'''

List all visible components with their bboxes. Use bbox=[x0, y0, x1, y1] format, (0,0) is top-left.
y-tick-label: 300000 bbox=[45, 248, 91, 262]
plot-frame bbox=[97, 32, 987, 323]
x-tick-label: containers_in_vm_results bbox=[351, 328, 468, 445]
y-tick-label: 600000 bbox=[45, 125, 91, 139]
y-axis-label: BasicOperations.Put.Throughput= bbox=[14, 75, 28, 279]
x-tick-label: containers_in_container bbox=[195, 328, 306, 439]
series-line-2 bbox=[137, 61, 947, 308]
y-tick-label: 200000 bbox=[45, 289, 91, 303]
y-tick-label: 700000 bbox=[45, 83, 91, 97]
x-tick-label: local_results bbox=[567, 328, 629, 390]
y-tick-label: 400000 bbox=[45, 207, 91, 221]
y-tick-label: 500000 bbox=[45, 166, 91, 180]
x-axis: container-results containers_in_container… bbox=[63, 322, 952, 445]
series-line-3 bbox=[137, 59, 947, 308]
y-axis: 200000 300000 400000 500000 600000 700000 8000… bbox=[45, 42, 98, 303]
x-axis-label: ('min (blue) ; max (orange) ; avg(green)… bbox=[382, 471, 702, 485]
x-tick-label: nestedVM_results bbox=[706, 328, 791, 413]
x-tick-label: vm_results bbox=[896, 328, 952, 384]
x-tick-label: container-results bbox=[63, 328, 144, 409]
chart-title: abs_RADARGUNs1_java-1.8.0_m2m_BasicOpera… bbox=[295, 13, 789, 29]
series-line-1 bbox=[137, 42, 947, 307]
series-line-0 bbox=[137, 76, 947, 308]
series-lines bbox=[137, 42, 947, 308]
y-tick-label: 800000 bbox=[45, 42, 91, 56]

'''

● PERINTAH TUGAS: Susun baris-baris data sebagai daftar bernomor, mulai dari baris pertama sampai baris yang memuat "x-tick-label: nestedVM_results bbox=[706, 328, 791, 413]", termasuk kedua baris tersebut. Baris kosong tidak perlu disertakan.

● HASIL LATIHAN:
1. List all visible components with their bboxes. Use bbox=[x0, y0, x1, y1] format, (0,0) is top-left.
2. y-tick-label: 300000 bbox=[45, 248, 91, 262]
3. plot-frame bbox=[97, 32, 987, 323]
4. x-tick-label: containers_in_vm_results bbox=[351, 328, 468, 445]
5. y-tick-label: 600000 bbox=[45, 125, 91, 139]
6. y-axis-label: BasicOperations.Put.Throughput= bbox=[14, 75, 28, 279]
7. x-tick-label: containers_in_container bbox=[195, 328, 306, 439]
8. series-line-2 bbox=[137, 61, 947, 308]
9. y-tick-label: 200000 bbox=[45, 289, 91, 303]
10. y-tick-label: 700000 bbox=[45, 83, 91, 97]
11. x-tick-label: local_results bbox=[567, 328, 629, 390]
12. y-tick-label: 400000 bbox=[45, 207, 91, 221]
13. y-tick-label: 500000 bbox=[45, 166, 91, 180]
14. x-axis: container-results containers_in_container… bbox=[63, 322, 952, 445]
15. series-line-3 bbox=[137, 59, 947, 308]
16. y-axis: 200000 300000 400000 500000 600000 700000 8000… bbox=[45, 42, 98, 303]
17. x-axis-label: ('min (blue) ; max (orange) ; avg(green)… bbox=[382, 471, 702, 485]
18. x-tick-label: nestedVM_results bbox=[706, 328, 791, 413]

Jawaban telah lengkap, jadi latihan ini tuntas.